Written request -
Every line that contains "Output" counts once; give the total number of such lines, with no other words.

The data -
-- Start --

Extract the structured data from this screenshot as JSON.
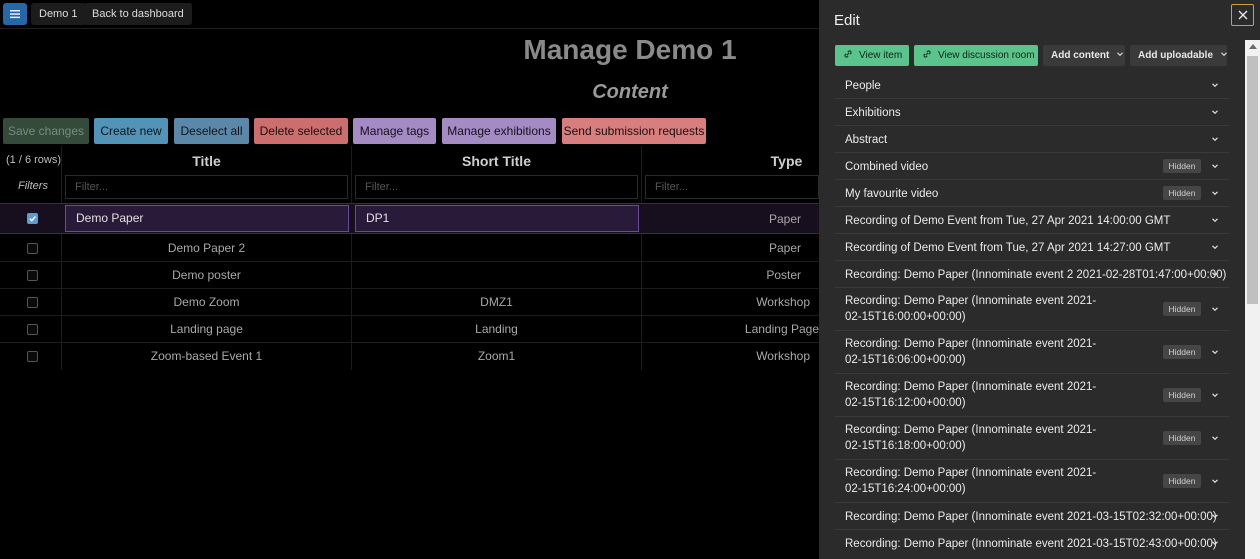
{
  "topbar": {
    "menu_icon": "hamburger-icon",
    "demo_label": "Demo 1",
    "back_label": "Back to dashboard"
  },
  "page": {
    "title": "Manage Demo 1",
    "section": "Content"
  },
  "actions": {
    "save": "Save changes",
    "create": "Create new",
    "deselect": "Deselect all",
    "delete": "Delete selected",
    "tags": "Manage tags",
    "exhibitions": "Manage exhibitions",
    "submission": "Send submission requests"
  },
  "table": {
    "row_count": "(1 / 6 rows)",
    "filters_label": "Filters",
    "filter_placeholder": "Filter...",
    "columns": [
      "Title",
      "Short Title",
      "Type"
    ],
    "rows": [
      {
        "selected": true,
        "title": "Demo Paper",
        "short": "DP1",
        "type": "Paper"
      },
      {
        "selected": false,
        "title": "Demo Paper 2",
        "short": "",
        "type": "Paper"
      },
      {
        "selected": false,
        "title": "Demo poster",
        "short": "",
        "type": "Poster"
      },
      {
        "selected": false,
        "title": "Demo Zoom",
        "short": "DMZ1",
        "type": "Workshop"
      },
      {
        "selected": false,
        "title": "Landing page",
        "short": "Landing",
        "type": "Landing Page"
      },
      {
        "selected": false,
        "title": "Zoom-based Event 1",
        "short": "Zoom1",
        "type": "Workshop"
      }
    ]
  },
  "edit_panel": {
    "title": "Edit",
    "close_icon": "close-icon",
    "view_item": "View item",
    "view_discussion": "View discussion room",
    "add_content": "Add content",
    "add_uploadable": "Add uploadable",
    "hidden_label": "Hidden",
    "items": [
      {
        "label": "People",
        "hidden": false,
        "lines": 1
      },
      {
        "label": "Exhibitions",
        "hidden": false,
        "lines": 1
      },
      {
        "label": "Abstract",
        "hidden": false,
        "lines": 1
      },
      {
        "label": "Combined video",
        "hidden": true,
        "lines": 1
      },
      {
        "label": "My favourite video",
        "hidden": true,
        "lines": 1
      },
      {
        "label": "Recording of Demo Event from Tue, 27 Apr 2021 14:00:00 GMT",
        "hidden": false,
        "lines": 1
      },
      {
        "label": "Recording of Demo Event from Tue, 27 Apr 2021 14:27:00 GMT",
        "hidden": false,
        "lines": 1
      },
      {
        "label": "Recording: Demo Paper (Innominate event 2 2021-02-28T01:47:00+00:00)",
        "hidden": false,
        "lines": 1
      },
      {
        "label": "Recording: Demo Paper (Innominate event 2021-02-15T16:00:00+00:00)",
        "hidden": true,
        "lines": 2
      },
      {
        "label": "Recording: Demo Paper (Innominate event 2021-02-15T16:06:00+00:00)",
        "hidden": true,
        "lines": 2
      },
      {
        "label": "Recording: Demo Paper (Innominate event 2021-02-15T16:12:00+00:00)",
        "hidden": true,
        "lines": 2
      },
      {
        "label": "Recording: Demo Paper (Innominate event 2021-02-15T16:18:00+00:00)",
        "hidden": true,
        "lines": 2
      },
      {
        "label": "Recording: Demo Paper (Innominate event 2021-02-15T16:24:00+00:00)",
        "hidden": true,
        "lines": 2
      },
      {
        "label": "Recording: Demo Paper (Innominate event 2021-03-15T02:32:00+00:00)",
        "hidden": false,
        "lines": 1
      },
      {
        "label": "Recording: Demo Paper (Innominate event 2021-03-15T02:43:00+00:00)",
        "hidden": false,
        "lines": 1
      }
    ]
  }
}
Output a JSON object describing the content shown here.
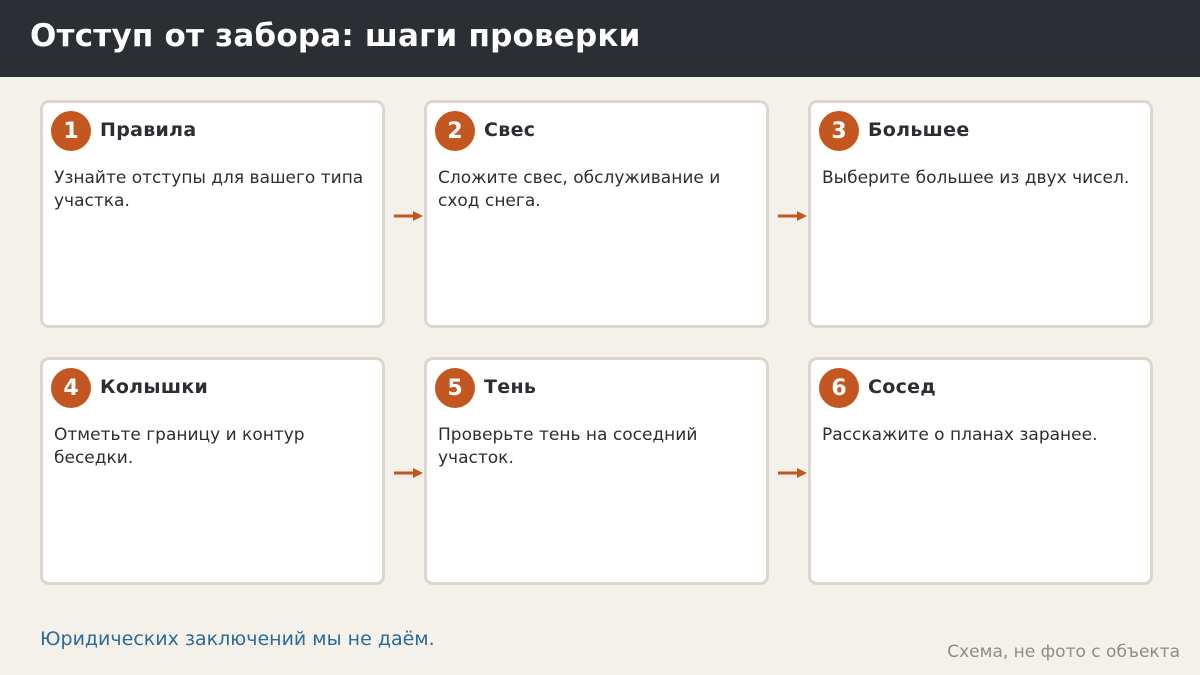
{
  "header": {
    "title": "Отступ от забора: шаги проверки"
  },
  "steps": [
    {
      "number": "1",
      "title": "Правила",
      "text": "Узнайте отступы для вашего типа участка."
    },
    {
      "number": "2",
      "title": "Свес",
      "text": "Сложите свес, обслуживание и сход снега."
    },
    {
      "number": "3",
      "title": "Большее",
      "text": "Выберите большее из двух чисел."
    },
    {
      "number": "4",
      "title": "Колышки",
      "text": "Отметьте границу и контур беседки."
    },
    {
      "number": "5",
      "title": "Тень",
      "text": "Проверьте тень на соседний участок."
    },
    {
      "number": "6",
      "title": "Сосед",
      "text": "Расскажите о планах заранее."
    }
  ],
  "footer": {
    "note": "Юридических заключений мы не даём.",
    "caption": "Схема, не фото с объекта"
  },
  "colors": {
    "header_bg": "#2b2e33",
    "accent": "#c4571f",
    "card_border": "#ddd6cc",
    "note": "#2e6a96"
  },
  "icons": {
    "connector": "arrow-right-icon"
  }
}
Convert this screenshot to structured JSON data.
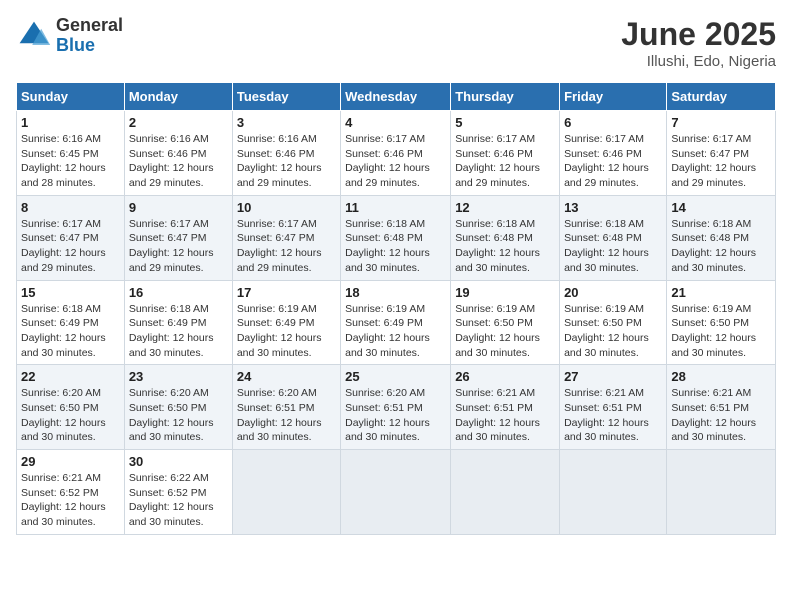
{
  "logo": {
    "general": "General",
    "blue": "Blue"
  },
  "title": {
    "month": "June 2025",
    "location": "Illushi, Edo, Nigeria"
  },
  "weekdays": [
    "Sunday",
    "Monday",
    "Tuesday",
    "Wednesday",
    "Thursday",
    "Friday",
    "Saturday"
  ],
  "weeks": [
    [
      {
        "day": "1",
        "sunrise": "6:16 AM",
        "sunset": "6:45 PM",
        "daylight": "12 hours and 28 minutes."
      },
      {
        "day": "2",
        "sunrise": "6:16 AM",
        "sunset": "6:46 PM",
        "daylight": "12 hours and 29 minutes."
      },
      {
        "day": "3",
        "sunrise": "6:16 AM",
        "sunset": "6:46 PM",
        "daylight": "12 hours and 29 minutes."
      },
      {
        "day": "4",
        "sunrise": "6:17 AM",
        "sunset": "6:46 PM",
        "daylight": "12 hours and 29 minutes."
      },
      {
        "day": "5",
        "sunrise": "6:17 AM",
        "sunset": "6:46 PM",
        "daylight": "12 hours and 29 minutes."
      },
      {
        "day": "6",
        "sunrise": "6:17 AM",
        "sunset": "6:46 PM",
        "daylight": "12 hours and 29 minutes."
      },
      {
        "day": "7",
        "sunrise": "6:17 AM",
        "sunset": "6:47 PM",
        "daylight": "12 hours and 29 minutes."
      }
    ],
    [
      {
        "day": "8",
        "sunrise": "6:17 AM",
        "sunset": "6:47 PM",
        "daylight": "12 hours and 29 minutes."
      },
      {
        "day": "9",
        "sunrise": "6:17 AM",
        "sunset": "6:47 PM",
        "daylight": "12 hours and 29 minutes."
      },
      {
        "day": "10",
        "sunrise": "6:17 AM",
        "sunset": "6:47 PM",
        "daylight": "12 hours and 29 minutes."
      },
      {
        "day": "11",
        "sunrise": "6:18 AM",
        "sunset": "6:48 PM",
        "daylight": "12 hours and 30 minutes."
      },
      {
        "day": "12",
        "sunrise": "6:18 AM",
        "sunset": "6:48 PM",
        "daylight": "12 hours and 30 minutes."
      },
      {
        "day": "13",
        "sunrise": "6:18 AM",
        "sunset": "6:48 PM",
        "daylight": "12 hours and 30 minutes."
      },
      {
        "day": "14",
        "sunrise": "6:18 AM",
        "sunset": "6:48 PM",
        "daylight": "12 hours and 30 minutes."
      }
    ],
    [
      {
        "day": "15",
        "sunrise": "6:18 AM",
        "sunset": "6:49 PM",
        "daylight": "12 hours and 30 minutes."
      },
      {
        "day": "16",
        "sunrise": "6:18 AM",
        "sunset": "6:49 PM",
        "daylight": "12 hours and 30 minutes."
      },
      {
        "day": "17",
        "sunrise": "6:19 AM",
        "sunset": "6:49 PM",
        "daylight": "12 hours and 30 minutes."
      },
      {
        "day": "18",
        "sunrise": "6:19 AM",
        "sunset": "6:49 PM",
        "daylight": "12 hours and 30 minutes."
      },
      {
        "day": "19",
        "sunrise": "6:19 AM",
        "sunset": "6:50 PM",
        "daylight": "12 hours and 30 minutes."
      },
      {
        "day": "20",
        "sunrise": "6:19 AM",
        "sunset": "6:50 PM",
        "daylight": "12 hours and 30 minutes."
      },
      {
        "day": "21",
        "sunrise": "6:19 AM",
        "sunset": "6:50 PM",
        "daylight": "12 hours and 30 minutes."
      }
    ],
    [
      {
        "day": "22",
        "sunrise": "6:20 AM",
        "sunset": "6:50 PM",
        "daylight": "12 hours and 30 minutes."
      },
      {
        "day": "23",
        "sunrise": "6:20 AM",
        "sunset": "6:50 PM",
        "daylight": "12 hours and 30 minutes."
      },
      {
        "day": "24",
        "sunrise": "6:20 AM",
        "sunset": "6:51 PM",
        "daylight": "12 hours and 30 minutes."
      },
      {
        "day": "25",
        "sunrise": "6:20 AM",
        "sunset": "6:51 PM",
        "daylight": "12 hours and 30 minutes."
      },
      {
        "day": "26",
        "sunrise": "6:21 AM",
        "sunset": "6:51 PM",
        "daylight": "12 hours and 30 minutes."
      },
      {
        "day": "27",
        "sunrise": "6:21 AM",
        "sunset": "6:51 PM",
        "daylight": "12 hours and 30 minutes."
      },
      {
        "day": "28",
        "sunrise": "6:21 AM",
        "sunset": "6:51 PM",
        "daylight": "12 hours and 30 minutes."
      }
    ],
    [
      {
        "day": "29",
        "sunrise": "6:21 AM",
        "sunset": "6:52 PM",
        "daylight": "12 hours and 30 minutes."
      },
      {
        "day": "30",
        "sunrise": "6:22 AM",
        "sunset": "6:52 PM",
        "daylight": "12 hours and 30 minutes."
      },
      null,
      null,
      null,
      null,
      null
    ]
  ],
  "labels": {
    "sunrise": "Sunrise:",
    "sunset": "Sunset:",
    "daylight": "Daylight:"
  }
}
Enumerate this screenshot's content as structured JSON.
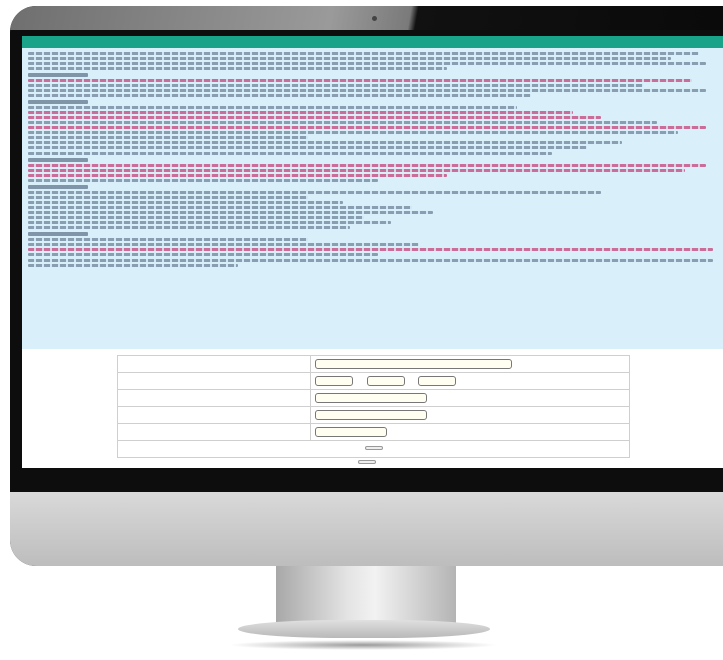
{
  "page": {
    "title": "",
    "notice_heading": "",
    "form": {
      "name_label": "",
      "birthdate_label": "",
      "id_label": "",
      "phone_label": "",
      "captcha_label": "",
      "captcha_code": "",
      "submit_label": "",
      "second_button_label": ""
    }
  }
}
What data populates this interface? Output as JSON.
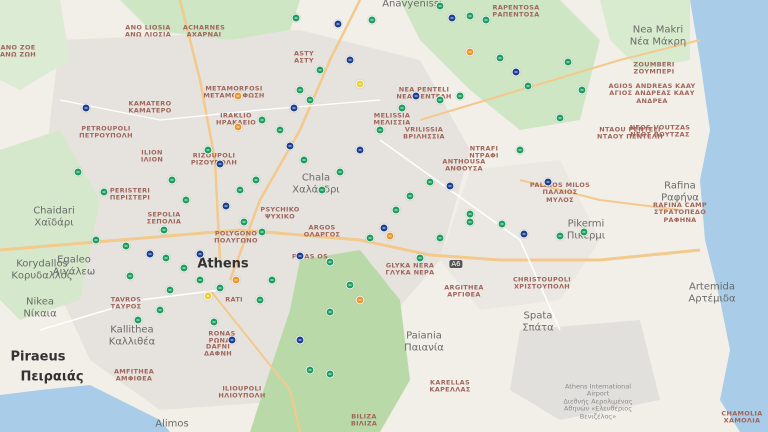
{
  "map": {
    "colors": {
      "sea": "#a9cde8",
      "land": "#f2efe9",
      "urban": "#e6e3de",
      "forest": "#cfe6c4",
      "forest_dark": "#b9d9a9",
      "road_major": "#f3c98c",
      "road_minor": "#ffffff"
    },
    "marker_colors": {
      "green": "#1e9e5e",
      "blue": "#1d3f8f",
      "orange": "#e8962d",
      "yellow": "#e7cf3a"
    },
    "labels": [
      {
        "text": "ANO LIOSIA\nΑΝΩ ΛΙΟΣΙΑ",
        "kind": "suburb"
      },
      {
        "text": "ACHARNES\nΑΧΑΡΝΑΙ",
        "kind": "suburb"
      },
      {
        "text": "ANO ZOE\nΑΝΩ ΖΩΗ",
        "kind": "suburb"
      },
      {
        "text": "Anavyenissi",
        "kind": "city"
      },
      {
        "text": "RAPENTOSA\nΡΑΠΕΝΤΟΣΑ",
        "kind": "suburb"
      },
      {
        "text": "Nea Makri\nΝέα Μάκρη",
        "kind": "city"
      },
      {
        "text": "ZOUMBERI\nΖΟΥΜΠΕΡΙ",
        "kind": "suburb"
      },
      {
        "text": "AGIOS ANDREAS KAAY\nΑΓΙΟΣ ΑΝΔΡΕΑΣ ΚΑΑΥ\nΑΝΔΡΕΑ",
        "kind": "suburb"
      },
      {
        "text": "KAMATERO\nΚΑΜΑΤΕΡΟ",
        "kind": "suburb"
      },
      {
        "text": "METAMORFOSI\nΜΕΤΑΜΟΡΦΩΣΗ",
        "kind": "suburb"
      },
      {
        "text": "ASTY\nΑΣΤΥ",
        "kind": "suburb"
      },
      {
        "text": "NEA PENTELI\nΝΕΑ ΠΕΝΤΕΛΗ",
        "kind": "suburb"
      },
      {
        "text": "PETROUPOLI\nΠΕΤΡΟΥΠΟΛΗ",
        "kind": "suburb"
      },
      {
        "text": "ILION\nΙΛΙΟΝ",
        "kind": "suburb"
      },
      {
        "text": "IRAKLIO\nΗΡΑΚΛΕΙΟ",
        "kind": "suburb"
      },
      {
        "text": "RIZOUPOLI\nΡΙΖΟΥΠΟΛΗ",
        "kind": "suburb"
      },
      {
        "text": "MELISSIA\nΜΕΛΙΣΣΙΑ",
        "kind": "suburb"
      },
      {
        "text": "VRILISSIA\nΒΡΙΛΗΣΣΙΑ",
        "kind": "suburb"
      },
      {
        "text": "NTAOU PENTELI\nΝΤΑΟΥ ΠΕΝΤΕΛΗ",
        "kind": "suburb"
      },
      {
        "text": "NEOS VOUTZAS\nΝΕΟΣ ΒΟΥΤΖΑΣ",
        "kind": "suburb"
      },
      {
        "text": "NTRAFI\nΝΤΡΑΦΙ",
        "kind": "suburb"
      },
      {
        "text": "ANTHOUSA\nΑΝΘΟΥΣΑ",
        "kind": "suburb"
      },
      {
        "text": "Chala\nΧαλάνδρι",
        "kind": "city"
      },
      {
        "text": "Rafina\nΡαφήνα",
        "kind": "city"
      },
      {
        "text": "PALAIOS MILOS\nΠΑΛΑΙΟΣ\nΜΥΛΟΣ",
        "kind": "suburb"
      },
      {
        "text": "RAFINA CAMP\nΣΤΡΑΤΟΠΕΔΟ\nΡΑΦΗΝΑ",
        "kind": "suburb"
      },
      {
        "text": "Chaidari\nΧαϊδάρι",
        "kind": "city"
      },
      {
        "text": "PERISTERI\nΠΕΡΙΣΤΕΡΙ",
        "kind": "suburb"
      },
      {
        "text": "SEPOLIA\nΣΕΠΟΛΙΑ",
        "kind": "suburb"
      },
      {
        "text": "PSYCHIKO\nΨΥΧΙΚΟ",
        "kind": "suburb"
      },
      {
        "text": "POLYGONO\nΠΟΛΥΓΩΝΟ",
        "kind": "suburb"
      },
      {
        "text": "ARGOS\nΟΛΑΡΓΟΣ",
        "kind": "suburb"
      },
      {
        "text": "Pikermi\nΠικέρμι",
        "kind": "city"
      },
      {
        "text": "Korydallos\nΚορυδαλλός",
        "kind": "city"
      },
      {
        "text": "Egaleo\nΑιγάλεω",
        "kind": "city"
      },
      {
        "text": "Athens",
        "kind": "major"
      },
      {
        "text": "PAIAS OS",
        "kind": "suburb"
      },
      {
        "text": "GLYKA NERA\nΓΛΥΚΑ ΝΕΡΑ",
        "kind": "suburb"
      },
      {
        "text": "CHRISTOUPOLI\nΧΡΙΣΤΟΥΠΟΛΗ",
        "kind": "suburb"
      },
      {
        "text": "Artemida\nΑρτέμιδα",
        "kind": "city"
      },
      {
        "text": "Nikea\nΝίκαια",
        "kind": "city"
      },
      {
        "text": "TAVROS\nΤΑΥΡΟΣ",
        "kind": "suburb"
      },
      {
        "text": "RATI",
        "kind": "suburb"
      },
      {
        "text": "ARGITHEA\nΑΡΓΙΘΕΑ",
        "kind": "suburb"
      },
      {
        "text": "Spata\nΣπάτα",
        "kind": "city"
      },
      {
        "text": "Kallithea\nΚαλλιθέα",
        "kind": "city"
      },
      {
        "text": "RONAS\nΡΩΝΑΣ",
        "kind": "suburb"
      },
      {
        "text": "DAFNI\nΔΑΦΝΗ",
        "kind": "suburb"
      },
      {
        "text": "Paiania\nΠαιανία",
        "kind": "city"
      },
      {
        "text": "Piraeus",
        "kind": "major"
      },
      {
        "text": "Πειραιάς",
        "kind": "major"
      },
      {
        "text": "AMFITHEA\nΑΜΦΙΘΕΑ",
        "kind": "suburb"
      },
      {
        "text": "ILIOUPOLI\nΗΛΙΟΥΠΟΛΗ",
        "kind": "suburb"
      },
      {
        "text": "KARELLAS\nΚΑΡΕΛΛΑΣ",
        "kind": "suburb"
      },
      {
        "text": "Athens International\nAirport\nΔιεθνής Αερολιμένας\nΑθηνών «Ελευθέριος\nΒενιζέλος»",
        "kind": "airport"
      },
      {
        "text": "Alimos",
        "kind": "city"
      },
      {
        "text": "BILIZA\nΒΙΛΙΖΑ",
        "kind": "suburb"
      },
      {
        "text": "CHAMOLIA\nΧΑΜΟΛΙΑ",
        "kind": "suburb"
      }
    ],
    "road_shield": "A6",
    "markers": [
      {
        "c": "green"
      },
      {
        "c": "blue"
      },
      {
        "c": "green"
      },
      {
        "c": "green"
      },
      {
        "c": "blue"
      },
      {
        "c": "green"
      },
      {
        "c": "green"
      },
      {
        "c": "orange"
      },
      {
        "c": "green"
      },
      {
        "c": "blue"
      },
      {
        "c": "green"
      },
      {
        "c": "yellow"
      },
      {
        "c": "blue"
      },
      {
        "c": "green"
      },
      {
        "c": "green"
      },
      {
        "c": "blue"
      },
      {
        "c": "green"
      },
      {
        "c": "orange"
      },
      {
        "c": "green"
      },
      {
        "c": "green"
      },
      {
        "c": "blue"
      },
      {
        "c": "green"
      },
      {
        "c": "green"
      },
      {
        "c": "green"
      },
      {
        "c": "blue"
      },
      {
        "c": "green"
      },
      {
        "c": "green"
      },
      {
        "c": "orange"
      },
      {
        "c": "green"
      },
      {
        "c": "blue"
      },
      {
        "c": "green"
      },
      {
        "c": "green"
      },
      {
        "c": "green"
      },
      {
        "c": "blue"
      },
      {
        "c": "green"
      },
      {
        "c": "green"
      },
      {
        "c": "green"
      },
      {
        "c": "yellow"
      },
      {
        "c": "green"
      },
      {
        "c": "blue"
      },
      {
        "c": "green"
      },
      {
        "c": "green"
      },
      {
        "c": "blue"
      },
      {
        "c": "green"
      },
      {
        "c": "green"
      },
      {
        "c": "orange"
      },
      {
        "c": "green"
      },
      {
        "c": "blue"
      },
      {
        "c": "green"
      },
      {
        "c": "green"
      },
      {
        "c": "green"
      },
      {
        "c": "blue"
      },
      {
        "c": "green"
      },
      {
        "c": "green"
      },
      {
        "c": "green"
      },
      {
        "c": "blue"
      },
      {
        "c": "green"
      },
      {
        "c": "orange"
      },
      {
        "c": "green"
      },
      {
        "c": "green"
      },
      {
        "c": "green"
      },
      {
        "c": "green"
      },
      {
        "c": "blue"
      },
      {
        "c": "green"
      },
      {
        "c": "green"
      },
      {
        "c": "green"
      },
      {
        "c": "blue"
      },
      {
        "c": "green"
      },
      {
        "c": "green"
      },
      {
        "c": "green"
      },
      {
        "c": "green"
      },
      {
        "c": "blue"
      },
      {
        "c": "green"
      },
      {
        "c": "green"
      },
      {
        "c": "green"
      },
      {
        "c": "blue"
      },
      {
        "c": "green"
      },
      {
        "c": "green"
      },
      {
        "c": "orange"
      },
      {
        "c": "green"
      },
      {
        "c": "green"
      },
      {
        "c": "blue"
      },
      {
        "c": "green"
      },
      {
        "c": "green"
      },
      {
        "c": "green"
      },
      {
        "c": "green"
      },
      {
        "c": "blue"
      },
      {
        "c": "green"
      },
      {
        "c": "green"
      },
      {
        "c": "green"
      }
    ]
  }
}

-- End --

Answer to the problem -
2